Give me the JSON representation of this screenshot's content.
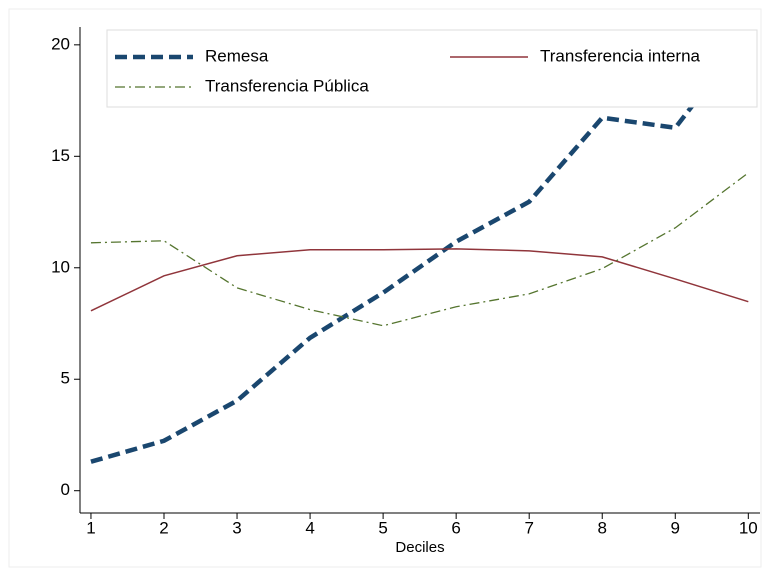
{
  "chart_data": {
    "type": "line",
    "x": [
      1,
      2,
      3,
      4,
      5,
      6,
      7,
      8,
      9,
      10
    ],
    "xlabel": "Deciles",
    "series": [
      {
        "name": "Remesa",
        "color": "#1a476f",
        "style": "dash",
        "values": [
          1.3,
          2.24,
          4.04,
          6.86,
          8.88,
          11.17,
          12.96,
          16.73,
          16.28,
          20.5
        ]
      },
      {
        "name": "Transferencia interna",
        "color": "#90353b",
        "style": "solid",
        "values": [
          8.07,
          9.64,
          10.54,
          10.81,
          10.81,
          10.85,
          10.76,
          10.49,
          9.5,
          8.48
        ]
      },
      {
        "name": "Transferencia Pública",
        "color": "#55752f",
        "style": "dashdot",
        "values": [
          11.12,
          11.21,
          9.1,
          8.12,
          7.4,
          8.25,
          8.83,
          9.96,
          11.79,
          14.26
        ]
      }
    ],
    "xlim": [
      0.85,
      10.16
    ],
    "xticks": [
      1,
      2,
      3,
      4,
      5,
      6,
      7,
      8,
      9,
      10
    ],
    "ylim": [
      -1,
      20.8
    ],
    "yticks": [
      0,
      5,
      10,
      15,
      20
    ],
    "grid": false
  }
}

--- YOUR GOAL ---
Pick out the lines that contain "style" and copy them.

--- ANSWER TO THIS PROBLEM ---
        "style": "dash",
        "style": "solid",
        "style": "dashdot",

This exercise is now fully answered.